Excerpt from a dataset
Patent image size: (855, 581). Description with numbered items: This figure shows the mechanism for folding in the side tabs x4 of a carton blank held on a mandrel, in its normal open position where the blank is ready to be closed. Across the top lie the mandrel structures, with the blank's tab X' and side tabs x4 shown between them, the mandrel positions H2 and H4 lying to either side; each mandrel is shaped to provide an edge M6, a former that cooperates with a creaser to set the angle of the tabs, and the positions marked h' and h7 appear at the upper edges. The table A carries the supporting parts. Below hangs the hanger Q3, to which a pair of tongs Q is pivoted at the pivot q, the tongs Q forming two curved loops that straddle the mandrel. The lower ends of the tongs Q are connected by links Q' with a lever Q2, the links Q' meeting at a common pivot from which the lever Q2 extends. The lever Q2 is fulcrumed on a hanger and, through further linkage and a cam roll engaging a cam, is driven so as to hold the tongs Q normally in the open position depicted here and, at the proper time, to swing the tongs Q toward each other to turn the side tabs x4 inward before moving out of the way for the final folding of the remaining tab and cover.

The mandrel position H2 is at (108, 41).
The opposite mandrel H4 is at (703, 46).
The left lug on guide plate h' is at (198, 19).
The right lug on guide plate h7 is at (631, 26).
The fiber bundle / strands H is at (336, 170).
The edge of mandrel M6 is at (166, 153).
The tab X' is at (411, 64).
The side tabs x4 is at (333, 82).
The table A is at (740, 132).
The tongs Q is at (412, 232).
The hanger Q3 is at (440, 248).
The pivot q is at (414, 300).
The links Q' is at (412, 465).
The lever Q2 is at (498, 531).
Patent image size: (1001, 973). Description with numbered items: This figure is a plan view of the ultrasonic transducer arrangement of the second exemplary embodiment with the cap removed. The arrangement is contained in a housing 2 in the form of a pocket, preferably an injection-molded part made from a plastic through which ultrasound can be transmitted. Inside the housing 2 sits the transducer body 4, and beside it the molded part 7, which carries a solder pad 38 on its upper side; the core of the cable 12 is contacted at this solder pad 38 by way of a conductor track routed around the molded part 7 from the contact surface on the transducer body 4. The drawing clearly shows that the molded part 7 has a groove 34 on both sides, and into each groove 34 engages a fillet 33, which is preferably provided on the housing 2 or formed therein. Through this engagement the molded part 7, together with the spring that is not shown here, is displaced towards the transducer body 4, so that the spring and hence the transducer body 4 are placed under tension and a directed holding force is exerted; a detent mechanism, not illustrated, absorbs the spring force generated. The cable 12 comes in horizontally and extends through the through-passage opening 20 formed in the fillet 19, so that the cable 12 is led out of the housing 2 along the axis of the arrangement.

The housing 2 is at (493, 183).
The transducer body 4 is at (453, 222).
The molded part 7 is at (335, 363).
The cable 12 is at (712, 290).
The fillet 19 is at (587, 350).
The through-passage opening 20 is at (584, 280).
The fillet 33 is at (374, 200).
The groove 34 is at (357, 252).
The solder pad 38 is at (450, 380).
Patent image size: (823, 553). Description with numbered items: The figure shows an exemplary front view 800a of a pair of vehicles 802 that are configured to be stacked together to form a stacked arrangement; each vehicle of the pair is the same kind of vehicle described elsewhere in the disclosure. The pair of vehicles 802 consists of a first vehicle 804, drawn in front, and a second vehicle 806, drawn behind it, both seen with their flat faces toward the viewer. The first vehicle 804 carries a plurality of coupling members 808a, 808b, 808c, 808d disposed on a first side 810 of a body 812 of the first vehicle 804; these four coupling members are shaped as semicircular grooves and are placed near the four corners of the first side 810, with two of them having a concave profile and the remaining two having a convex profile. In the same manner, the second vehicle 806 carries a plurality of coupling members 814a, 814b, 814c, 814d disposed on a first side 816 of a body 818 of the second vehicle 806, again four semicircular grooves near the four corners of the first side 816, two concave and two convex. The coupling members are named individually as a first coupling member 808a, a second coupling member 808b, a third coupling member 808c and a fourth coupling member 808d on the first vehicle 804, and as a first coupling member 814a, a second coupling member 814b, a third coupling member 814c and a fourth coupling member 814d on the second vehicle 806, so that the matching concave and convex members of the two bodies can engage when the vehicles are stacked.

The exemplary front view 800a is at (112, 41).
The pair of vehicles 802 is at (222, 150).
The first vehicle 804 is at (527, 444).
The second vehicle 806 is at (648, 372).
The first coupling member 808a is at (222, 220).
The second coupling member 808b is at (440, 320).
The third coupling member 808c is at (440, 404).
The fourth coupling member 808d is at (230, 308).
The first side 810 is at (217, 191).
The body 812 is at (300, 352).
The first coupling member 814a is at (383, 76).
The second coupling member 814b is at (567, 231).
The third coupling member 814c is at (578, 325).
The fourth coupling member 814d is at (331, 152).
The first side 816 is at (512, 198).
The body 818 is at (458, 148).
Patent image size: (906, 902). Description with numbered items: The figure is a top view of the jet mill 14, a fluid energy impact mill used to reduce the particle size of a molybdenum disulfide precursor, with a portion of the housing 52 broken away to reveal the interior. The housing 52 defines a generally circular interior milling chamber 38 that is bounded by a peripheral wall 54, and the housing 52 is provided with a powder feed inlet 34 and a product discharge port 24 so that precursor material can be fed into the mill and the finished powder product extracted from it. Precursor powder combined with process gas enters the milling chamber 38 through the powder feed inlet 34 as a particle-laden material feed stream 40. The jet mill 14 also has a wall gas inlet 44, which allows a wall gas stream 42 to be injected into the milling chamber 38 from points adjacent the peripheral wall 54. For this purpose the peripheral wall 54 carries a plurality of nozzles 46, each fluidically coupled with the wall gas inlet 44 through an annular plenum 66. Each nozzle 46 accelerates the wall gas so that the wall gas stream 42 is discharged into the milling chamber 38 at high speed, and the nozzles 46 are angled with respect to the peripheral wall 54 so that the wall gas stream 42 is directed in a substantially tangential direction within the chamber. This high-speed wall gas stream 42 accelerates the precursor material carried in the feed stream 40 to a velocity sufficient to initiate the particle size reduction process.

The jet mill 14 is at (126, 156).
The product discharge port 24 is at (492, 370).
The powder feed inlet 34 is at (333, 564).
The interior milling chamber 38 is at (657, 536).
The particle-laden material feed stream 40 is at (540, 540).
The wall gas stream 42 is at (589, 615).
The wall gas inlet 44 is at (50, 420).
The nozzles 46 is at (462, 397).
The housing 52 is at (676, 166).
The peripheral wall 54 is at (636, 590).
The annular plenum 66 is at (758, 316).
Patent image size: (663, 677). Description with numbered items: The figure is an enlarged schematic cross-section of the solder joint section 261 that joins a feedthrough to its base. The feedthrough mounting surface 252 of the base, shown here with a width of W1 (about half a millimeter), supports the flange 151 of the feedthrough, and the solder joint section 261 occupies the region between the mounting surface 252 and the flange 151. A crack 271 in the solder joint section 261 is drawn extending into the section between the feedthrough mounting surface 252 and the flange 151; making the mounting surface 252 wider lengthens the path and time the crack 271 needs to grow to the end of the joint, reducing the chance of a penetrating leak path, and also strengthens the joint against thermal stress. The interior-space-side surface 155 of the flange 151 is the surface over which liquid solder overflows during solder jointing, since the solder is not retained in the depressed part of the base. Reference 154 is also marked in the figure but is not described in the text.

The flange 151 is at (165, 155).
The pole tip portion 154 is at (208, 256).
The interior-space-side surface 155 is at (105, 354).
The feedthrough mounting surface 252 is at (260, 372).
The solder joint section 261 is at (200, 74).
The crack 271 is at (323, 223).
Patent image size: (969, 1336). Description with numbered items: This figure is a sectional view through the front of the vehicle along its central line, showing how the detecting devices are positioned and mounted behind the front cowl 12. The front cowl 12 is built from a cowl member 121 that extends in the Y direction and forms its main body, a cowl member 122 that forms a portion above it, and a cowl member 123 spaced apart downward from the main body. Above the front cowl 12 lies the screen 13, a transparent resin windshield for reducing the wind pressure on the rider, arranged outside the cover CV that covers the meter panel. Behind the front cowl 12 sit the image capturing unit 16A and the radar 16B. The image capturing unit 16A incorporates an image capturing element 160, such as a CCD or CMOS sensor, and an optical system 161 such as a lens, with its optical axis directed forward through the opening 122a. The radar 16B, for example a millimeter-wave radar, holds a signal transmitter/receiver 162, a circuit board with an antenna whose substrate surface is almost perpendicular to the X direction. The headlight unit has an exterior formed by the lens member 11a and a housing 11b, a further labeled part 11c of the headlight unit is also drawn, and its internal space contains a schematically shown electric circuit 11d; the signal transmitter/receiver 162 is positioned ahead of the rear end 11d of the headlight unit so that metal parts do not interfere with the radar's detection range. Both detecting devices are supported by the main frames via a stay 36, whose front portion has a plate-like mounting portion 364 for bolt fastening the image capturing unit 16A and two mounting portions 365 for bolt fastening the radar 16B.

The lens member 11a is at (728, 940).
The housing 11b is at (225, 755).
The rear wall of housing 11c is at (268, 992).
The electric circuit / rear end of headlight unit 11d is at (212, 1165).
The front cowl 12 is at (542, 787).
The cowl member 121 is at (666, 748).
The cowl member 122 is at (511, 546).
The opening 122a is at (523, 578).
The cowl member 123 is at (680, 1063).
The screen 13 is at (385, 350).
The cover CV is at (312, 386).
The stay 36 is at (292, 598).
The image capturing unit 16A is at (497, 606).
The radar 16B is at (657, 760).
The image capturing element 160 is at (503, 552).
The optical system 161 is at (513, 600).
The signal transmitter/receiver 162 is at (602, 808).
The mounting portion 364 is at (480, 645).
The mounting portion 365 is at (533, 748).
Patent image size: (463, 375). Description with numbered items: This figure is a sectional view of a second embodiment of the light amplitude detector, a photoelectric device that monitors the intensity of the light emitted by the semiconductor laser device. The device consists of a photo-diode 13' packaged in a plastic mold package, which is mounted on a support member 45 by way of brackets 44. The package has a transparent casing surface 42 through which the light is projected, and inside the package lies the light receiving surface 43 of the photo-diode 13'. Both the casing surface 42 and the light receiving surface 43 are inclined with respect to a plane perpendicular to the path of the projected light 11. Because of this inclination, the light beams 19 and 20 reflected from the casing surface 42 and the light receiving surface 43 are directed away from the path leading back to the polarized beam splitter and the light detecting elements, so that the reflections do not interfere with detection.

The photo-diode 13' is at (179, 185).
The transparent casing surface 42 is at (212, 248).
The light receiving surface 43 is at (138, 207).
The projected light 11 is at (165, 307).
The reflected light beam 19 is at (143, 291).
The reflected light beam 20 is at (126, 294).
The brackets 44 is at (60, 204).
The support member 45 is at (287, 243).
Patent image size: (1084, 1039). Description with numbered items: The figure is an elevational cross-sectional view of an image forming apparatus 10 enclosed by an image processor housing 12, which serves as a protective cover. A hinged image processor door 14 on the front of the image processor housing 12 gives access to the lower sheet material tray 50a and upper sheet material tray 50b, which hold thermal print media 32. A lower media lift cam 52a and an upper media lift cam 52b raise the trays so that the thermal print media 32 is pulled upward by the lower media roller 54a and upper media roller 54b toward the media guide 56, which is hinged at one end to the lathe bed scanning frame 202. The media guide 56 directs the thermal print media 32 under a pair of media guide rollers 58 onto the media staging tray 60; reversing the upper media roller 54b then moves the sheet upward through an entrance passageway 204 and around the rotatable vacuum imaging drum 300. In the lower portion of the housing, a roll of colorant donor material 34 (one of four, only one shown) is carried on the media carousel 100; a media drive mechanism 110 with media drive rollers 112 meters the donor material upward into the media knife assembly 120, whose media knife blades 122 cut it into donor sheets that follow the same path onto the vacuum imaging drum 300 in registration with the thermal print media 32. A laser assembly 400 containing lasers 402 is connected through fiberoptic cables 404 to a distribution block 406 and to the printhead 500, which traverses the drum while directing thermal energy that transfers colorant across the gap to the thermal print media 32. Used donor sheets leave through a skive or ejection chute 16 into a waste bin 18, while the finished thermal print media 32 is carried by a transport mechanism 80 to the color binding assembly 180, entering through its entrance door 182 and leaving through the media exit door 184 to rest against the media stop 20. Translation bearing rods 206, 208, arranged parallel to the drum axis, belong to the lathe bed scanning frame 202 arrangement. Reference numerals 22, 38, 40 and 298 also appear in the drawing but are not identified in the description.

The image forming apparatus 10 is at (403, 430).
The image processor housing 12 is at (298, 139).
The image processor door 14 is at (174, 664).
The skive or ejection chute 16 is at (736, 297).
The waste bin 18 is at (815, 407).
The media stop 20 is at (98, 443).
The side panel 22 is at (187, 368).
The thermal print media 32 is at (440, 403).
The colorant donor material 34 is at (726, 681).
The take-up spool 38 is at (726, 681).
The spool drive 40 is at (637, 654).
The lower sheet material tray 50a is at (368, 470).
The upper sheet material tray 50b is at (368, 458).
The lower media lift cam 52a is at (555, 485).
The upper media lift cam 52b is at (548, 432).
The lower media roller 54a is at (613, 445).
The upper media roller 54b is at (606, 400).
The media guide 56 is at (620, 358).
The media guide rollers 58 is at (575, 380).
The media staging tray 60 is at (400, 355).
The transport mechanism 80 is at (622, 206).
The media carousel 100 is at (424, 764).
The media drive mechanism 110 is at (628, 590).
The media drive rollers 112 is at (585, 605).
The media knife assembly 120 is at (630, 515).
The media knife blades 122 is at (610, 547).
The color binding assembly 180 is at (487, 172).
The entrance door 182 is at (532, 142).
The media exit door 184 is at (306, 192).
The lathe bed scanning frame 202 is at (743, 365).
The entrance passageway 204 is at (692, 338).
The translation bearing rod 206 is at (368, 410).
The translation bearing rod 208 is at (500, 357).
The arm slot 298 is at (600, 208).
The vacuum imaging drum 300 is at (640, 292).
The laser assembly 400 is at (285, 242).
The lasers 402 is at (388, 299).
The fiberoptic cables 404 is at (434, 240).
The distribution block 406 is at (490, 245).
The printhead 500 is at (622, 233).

Task to carry out → Copy out the lines between the one containing "Patent image size: (663, 677)." and the one containing "The flange 151 is at (165, 155).", inclusive.

Correct response →
Patent image size: (663, 677). Description with numbered items: The figure is an enlarged schematic cross-section of the solder joint section 261 that joins a feedthrough to its base. The feedthrough mounting surface 252 of the base, shown here with a width of W1 (about half a millimeter), supports the flange 151 of the feedthrough, and the solder joint section 261 occupies the region between the mounting surface 252 and the flange 151. A crack 271 in the solder joint section 261 is drawn extending into the section between the feedthrough mounting surface 252 and the flange 151; making the mounting surface 252 wider lengthens the path and time the crack 271 needs to grow to the end of the joint, reducing the chance of a penetrating leak path, and also strengthens the joint against thermal stress. The interior-space-side surface 155 of the flange 151 is the surface over which liquid solder overflows during solder jointing, since the solder is not retained in the depressed part of the base. Reference 154 is also marked in the figure but is not described in the text.

The flange 151 is at (165, 155).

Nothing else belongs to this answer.